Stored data
———

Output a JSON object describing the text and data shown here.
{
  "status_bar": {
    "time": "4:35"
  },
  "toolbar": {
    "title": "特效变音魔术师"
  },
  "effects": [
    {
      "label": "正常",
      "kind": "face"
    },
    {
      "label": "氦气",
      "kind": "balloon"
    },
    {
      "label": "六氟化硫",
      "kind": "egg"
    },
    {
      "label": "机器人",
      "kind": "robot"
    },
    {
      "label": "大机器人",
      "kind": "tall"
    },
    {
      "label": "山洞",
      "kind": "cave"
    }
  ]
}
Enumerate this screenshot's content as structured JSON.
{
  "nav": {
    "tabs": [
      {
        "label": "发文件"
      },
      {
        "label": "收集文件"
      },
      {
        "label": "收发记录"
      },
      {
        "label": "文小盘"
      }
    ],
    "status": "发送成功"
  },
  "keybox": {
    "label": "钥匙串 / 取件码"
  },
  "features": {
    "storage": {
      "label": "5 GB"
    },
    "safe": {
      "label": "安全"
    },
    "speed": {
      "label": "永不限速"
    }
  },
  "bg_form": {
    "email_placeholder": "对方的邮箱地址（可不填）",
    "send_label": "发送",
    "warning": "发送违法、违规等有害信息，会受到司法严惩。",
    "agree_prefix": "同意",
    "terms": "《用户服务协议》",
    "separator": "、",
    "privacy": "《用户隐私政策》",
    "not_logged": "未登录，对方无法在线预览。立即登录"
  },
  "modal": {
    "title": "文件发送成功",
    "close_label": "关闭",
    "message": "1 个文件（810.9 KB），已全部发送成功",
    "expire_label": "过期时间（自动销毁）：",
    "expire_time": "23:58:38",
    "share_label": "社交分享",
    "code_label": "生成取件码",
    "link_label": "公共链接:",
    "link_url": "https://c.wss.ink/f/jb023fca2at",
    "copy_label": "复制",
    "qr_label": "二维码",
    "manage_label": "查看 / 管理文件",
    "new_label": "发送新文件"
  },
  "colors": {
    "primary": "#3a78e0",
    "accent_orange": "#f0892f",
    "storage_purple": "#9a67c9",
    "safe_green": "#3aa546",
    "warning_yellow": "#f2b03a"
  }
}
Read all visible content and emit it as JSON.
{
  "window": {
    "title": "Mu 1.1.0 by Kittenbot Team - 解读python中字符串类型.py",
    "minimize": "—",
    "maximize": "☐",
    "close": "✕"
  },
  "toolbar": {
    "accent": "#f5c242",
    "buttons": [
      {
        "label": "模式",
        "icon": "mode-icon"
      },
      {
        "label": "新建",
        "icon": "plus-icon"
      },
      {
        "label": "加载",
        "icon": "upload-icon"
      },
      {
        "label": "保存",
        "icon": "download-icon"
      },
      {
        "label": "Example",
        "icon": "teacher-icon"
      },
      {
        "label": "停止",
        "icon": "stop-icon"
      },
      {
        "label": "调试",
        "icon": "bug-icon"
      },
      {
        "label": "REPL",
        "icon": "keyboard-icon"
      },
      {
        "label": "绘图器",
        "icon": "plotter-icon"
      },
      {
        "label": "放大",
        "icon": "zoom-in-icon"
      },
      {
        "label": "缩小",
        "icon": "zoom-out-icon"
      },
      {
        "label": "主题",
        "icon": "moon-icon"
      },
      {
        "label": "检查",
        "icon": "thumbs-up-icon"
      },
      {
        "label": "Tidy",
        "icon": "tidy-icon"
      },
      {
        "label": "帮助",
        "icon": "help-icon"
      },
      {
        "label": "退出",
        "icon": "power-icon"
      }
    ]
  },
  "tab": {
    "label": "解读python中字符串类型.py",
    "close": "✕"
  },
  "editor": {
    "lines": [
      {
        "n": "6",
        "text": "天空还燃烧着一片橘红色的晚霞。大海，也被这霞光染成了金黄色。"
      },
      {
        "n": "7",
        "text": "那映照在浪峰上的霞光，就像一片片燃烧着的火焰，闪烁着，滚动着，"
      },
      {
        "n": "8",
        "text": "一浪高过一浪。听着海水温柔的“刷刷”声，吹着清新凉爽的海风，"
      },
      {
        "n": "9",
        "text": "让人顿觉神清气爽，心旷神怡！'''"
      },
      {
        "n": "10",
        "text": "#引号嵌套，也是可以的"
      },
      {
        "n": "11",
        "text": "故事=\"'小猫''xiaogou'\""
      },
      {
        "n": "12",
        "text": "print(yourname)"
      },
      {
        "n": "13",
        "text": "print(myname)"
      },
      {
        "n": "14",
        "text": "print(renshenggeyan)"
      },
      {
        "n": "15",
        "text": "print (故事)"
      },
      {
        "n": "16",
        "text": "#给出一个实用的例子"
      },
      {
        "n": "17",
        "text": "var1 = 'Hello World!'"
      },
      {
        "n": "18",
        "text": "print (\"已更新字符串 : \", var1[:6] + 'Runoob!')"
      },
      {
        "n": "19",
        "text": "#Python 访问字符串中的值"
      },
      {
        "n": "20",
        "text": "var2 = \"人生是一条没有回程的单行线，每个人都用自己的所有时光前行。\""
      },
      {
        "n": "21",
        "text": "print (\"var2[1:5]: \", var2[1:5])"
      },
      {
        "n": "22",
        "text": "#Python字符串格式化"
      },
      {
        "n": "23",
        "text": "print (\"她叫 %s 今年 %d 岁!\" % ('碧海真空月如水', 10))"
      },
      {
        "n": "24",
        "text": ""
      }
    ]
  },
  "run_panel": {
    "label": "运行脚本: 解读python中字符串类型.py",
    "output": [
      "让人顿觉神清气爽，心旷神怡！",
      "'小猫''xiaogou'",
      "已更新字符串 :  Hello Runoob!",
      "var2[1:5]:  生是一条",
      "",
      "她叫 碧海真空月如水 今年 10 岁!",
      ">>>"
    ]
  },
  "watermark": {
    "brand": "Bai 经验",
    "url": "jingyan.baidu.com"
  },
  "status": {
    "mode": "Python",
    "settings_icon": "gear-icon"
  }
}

———

▶ [AIM]
Each record above should be output again exactly.

▶ [OUTPUT]
Output a JSON object describing the text and data shown here.
{
  "status_bar": {
    "time": "4:35"
  },
  "toolbar": {
    "title": "特效变音魔术师"
  },
  "effects": [
    {
      "label": "正常",
      "kind": "face"
    },
    {
      "label": "氦气",
      "kind": "balloon"
    },
    {
      "label": "六氟化硫",
      "kind": "egg"
    },
    {
      "label": "机器人",
      "kind": "robot"
    },
    {
      "label": "大机器人",
      "kind": "tall"
    },
    {
      "label": "山洞",
      "kind": "cave"
    }
  ]
}
Enumerate this screenshot's content as structured JSON.
{
  "nav": {
    "tabs": [
      {
        "label": "发文件"
      },
      {
        "label": "收集文件"
      },
      {
        "label": "收发记录"
      },
      {
        "label": "文小盘"
      }
    ],
    "status": "发送成功"
  },
  "keybox": {
    "label": "钥匙串 / 取件码"
  },
  "features": {
    "storage": {
      "label": "5 GB"
    },
    "safe": {
      "label": "安全"
    },
    "speed": {
      "label": "永不限速"
    }
  },
  "bg_form": {
    "email_placeholder": "对方的邮箱地址（可不填）",
    "send_label": "发送",
    "warning": "发送违法、违规等有害信息，会受到司法严惩。",
    "agree_prefix": "同意",
    "terms": "《用户服务协议》",
    "separator": "、",
    "privacy": "《用户隐私政策》",
    "not_logged": "未登录，对方无法在线预览。立即登录"
  },
  "modal": {
    "title": "文件发送成功",
    "close_label": "关闭",
    "message": "1 个文件（810.9 KB），已全部发送成功",
    "expire_label": "过期时间（自动销毁）：",
    "expire_time": "23:58:38",
    "share_label": "社交分享",
    "code_label": "生成取件码",
    "link_label": "公共链接:",
    "link_url": "https://c.wss.ink/f/jb023fca2at",
    "copy_label": "复制",
    "qr_label": "二维码",
    "manage_label": "查看 / 管理文件",
    "new_label": "发送新文件"
  },
  "colors": {
    "primary": "#3a78e0",
    "accent_orange": "#f0892f",
    "storage_purple": "#9a67c9",
    "safe_green": "#3aa546",
    "warning_yellow": "#f2b03a"
  }
}
Read all visible content and emit it as JSON.
{
  "window": {
    "title": "Mu 1.1.0 by Kittenbot Team - 解读python中字符串类型.py",
    "minimize": "—",
    "maximize": "☐",
    "close": "✕"
  },
  "toolbar": {
    "accent": "#f5c242",
    "buttons": [
      {
        "label": "模式",
        "icon": "mode-icon"
      },
      {
        "label": "新建",
        "icon": "plus-icon"
      },
      {
        "label": "加载",
        "icon": "upload-icon"
      },
      {
        "label": "保存",
        "icon": "download-icon"
      },
      {
        "label": "Example",
        "icon": "teacher-icon"
      },
      {
        "label": "停止",
        "icon": "stop-icon"
      },
      {
        "label": "调试",
        "icon": "bug-icon"
      },
      {
        "label": "REPL",
        "icon": "keyboard-icon"
      },
      {
        "label": "绘图器",
        "icon": "plotter-icon"
      },
      {
        "label": "放大",
        "icon": "zoom-in-icon"
      },
      {
        "label": "缩小",
        "icon": "zoom-out-icon"
      },
      {
        "label": "主题",
        "icon": "moon-icon"
      },
      {
        "label": "检查",
        "icon": "thumbs-up-icon"
      },
      {
        "label": "Tidy",
        "icon": "tidy-icon"
      },
      {
        "label": "帮助",
        "icon": "help-icon"
      },
      {
        "label": "退出",
        "icon": "power-icon"
      }
    ]
  },
  "tab": {
    "label": "解读python中字符串类型.py",
    "close": "✕"
  },
  "editor": {
    "lines": [
      {
        "n": "6",
        "text": "天空还燃烧着一片橘红色的晚霞。大海，也被这霞光染成了金黄色。"
      },
      {
        "n": "7",
        "text": "那映照在浪峰上的霞光，就像一片片燃烧着的火焰，闪烁着，滚动着，"
      },
      {
        "n": "8",
        "text": "一浪高过一浪。听着海水温柔的“刷刷”声，吹着清新凉爽的海风，"
      },
      {
        "n": "9",
        "text": "让人顿觉神清气爽，心旷神怡！'''"
      },
      {
        "n": "10",
        "text": "#引号嵌套，也是可以的"
      },
      {
        "n": "11",
        "text": "故事=\"'小猫''xiaogou'\""
      },
      {
        "n": "12",
        "text": "print(yourname)"
      },
      {
        "n": "13",
        "text": "print(myname)"
      },
      {
        "n": "14",
        "text": "print(renshenggeyan)"
      },
      {
        "n": "15",
        "text": "print (故事)"
      },
      {
        "n": "16",
        "text": "#给出一个实用的例子"
      },
      {
        "n": "17",
        "text": "var1 = 'Hello World!'"
      },
      {
        "n": "18",
        "text": "print (\"已更新字符串 : \", var1[:6] + 'Runoob!')"
      },
      {
        "n": "19",
        "text": "#Python 访问字符串中的值"
      },
      {
        "n": "20",
        "text": "var2 = \"人生是一条没有回程的单行线，每个人都用自己的所有时光前行。\""
      },
      {
        "n": "21",
        "text": "print (\"var2[1:5]: \", var2[1:5])"
      },
      {
        "n": "22",
        "text": "#Python字符串格式化"
      },
      {
        "n": "23",
        "text": "print (\"她叫 %s 今年 %d 岁!\" % ('碧海真空月如水', 10))"
      },
      {
        "n": "24",
        "text": ""
      }
    ]
  },
  "run_panel": {
    "label": "运行脚本: 解读python中字符串类型.py",
    "output": [
      "让人顿觉神清气爽，心旷神怡！",
      "'小猫''xiaogou'",
      "已更新字符串 :  Hello Runoob!",
      "var2[1:5]:  生是一条",
      "",
      "她叫 碧海真空月如水 今年 10 岁!",
      ">>>"
    ]
  },
  "watermark": {
    "brand": "Bai 经验",
    "url": "jingyan.baidu.com"
  },
  "status": {
    "mode": "Python",
    "settings_icon": "gear-icon"
  }
}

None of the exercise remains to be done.